Repeat the data verbatim.

>> Begin INFORMATION SUPPLIED

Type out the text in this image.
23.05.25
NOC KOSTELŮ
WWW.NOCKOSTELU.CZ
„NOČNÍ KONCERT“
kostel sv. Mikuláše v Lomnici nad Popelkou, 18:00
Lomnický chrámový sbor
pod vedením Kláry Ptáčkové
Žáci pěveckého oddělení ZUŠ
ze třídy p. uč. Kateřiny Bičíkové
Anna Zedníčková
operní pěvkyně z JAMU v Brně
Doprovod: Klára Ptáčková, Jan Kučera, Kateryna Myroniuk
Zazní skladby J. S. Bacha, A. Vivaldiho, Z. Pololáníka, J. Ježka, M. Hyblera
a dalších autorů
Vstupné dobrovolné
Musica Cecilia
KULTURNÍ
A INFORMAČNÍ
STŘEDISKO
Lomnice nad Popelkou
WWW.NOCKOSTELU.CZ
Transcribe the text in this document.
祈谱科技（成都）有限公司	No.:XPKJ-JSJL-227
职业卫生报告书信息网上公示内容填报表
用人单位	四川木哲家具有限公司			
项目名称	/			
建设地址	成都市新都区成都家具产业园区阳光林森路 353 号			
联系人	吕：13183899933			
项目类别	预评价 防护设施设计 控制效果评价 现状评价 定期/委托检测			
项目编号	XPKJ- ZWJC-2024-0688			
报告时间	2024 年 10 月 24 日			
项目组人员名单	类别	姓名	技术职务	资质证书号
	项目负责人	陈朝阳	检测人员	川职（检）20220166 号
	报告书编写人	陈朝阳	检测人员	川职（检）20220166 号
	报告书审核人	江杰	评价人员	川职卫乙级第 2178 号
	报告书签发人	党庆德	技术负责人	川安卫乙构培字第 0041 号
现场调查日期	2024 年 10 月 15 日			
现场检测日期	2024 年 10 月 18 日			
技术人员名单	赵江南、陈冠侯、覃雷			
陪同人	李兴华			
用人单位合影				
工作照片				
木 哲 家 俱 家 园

>> End INFORMATION SUPPLIED

● **CORRECT RESULT**
Type out the text in this image.
23.05.25
NOC KOSTELŮ
WWW.NOCKOSTELU.CZ
„NOČNÍ KONCERT“
kostel sv. Mikuláše v Lomnici nad Popelkou, 18:00
Lomnický chrámový sbor
pod vedením Kláry Ptáčkové
Žáci pěveckého oddělení ZUŠ
ze třídy p. uč. Kateřiny Bičíkové
Anna Zedníčková
operní pěvkyně z JAMU v Brně
Doprovod: Klára Ptáčková, Jan Kučera, Kateryna Myroniuk
Zazní skladby J. S. Bacha, A. Vivaldiho, Z. Pololáníka, J. Ježka, M. Hyblera
a dalších autorů
Vstupné dobrovolné
Musica Cecilia
KULTURNÍ
A INFORMAČNÍ
STŘEDISKO
Lomnice nad Popelkou
WWW.NOCKOSTELU.CZ
Transcribe the text in this document.
祈谱科技（成都）有限公司	No.:XPKJ-JSJL-227
职业卫生报告书信息网上公示内容填报表
用人单位	四川木哲家具有限公司			
项目名称	/			
建设地址	成都市新都区成都家具产业园区阳光林森路 353 号			
联系人	吕：13183899933			
项目类别	预评价 防护设施设计 控制效果评价 现状评价 定期/委托检测			
项目编号	XPKJ- ZWJC-2024-0688			
报告时间	2024 年 10 月 24 日			
项目组人员名单	类别	姓名	技术职务	资质证书号
	项目负责人	陈朝阳	检测人员	川职（检）20220166 号
	报告书编写人	陈朝阳	检测人员	川职（检）20220166 号
	报告书审核人	江杰	评价人员	川职卫乙级第 2178 号
	报告书签发人	党庆德	技术负责人	川安卫乙构培字第 0041 号
现场调查日期	2024 年 10 月 15 日			
现场检测日期	2024 年 10 月 18 日			
技术人员名单	赵江南、陈冠侯、覃雷			
陪同人	李兴华			
用人单位合影				
工作照片				
木 哲 家 俱 家 园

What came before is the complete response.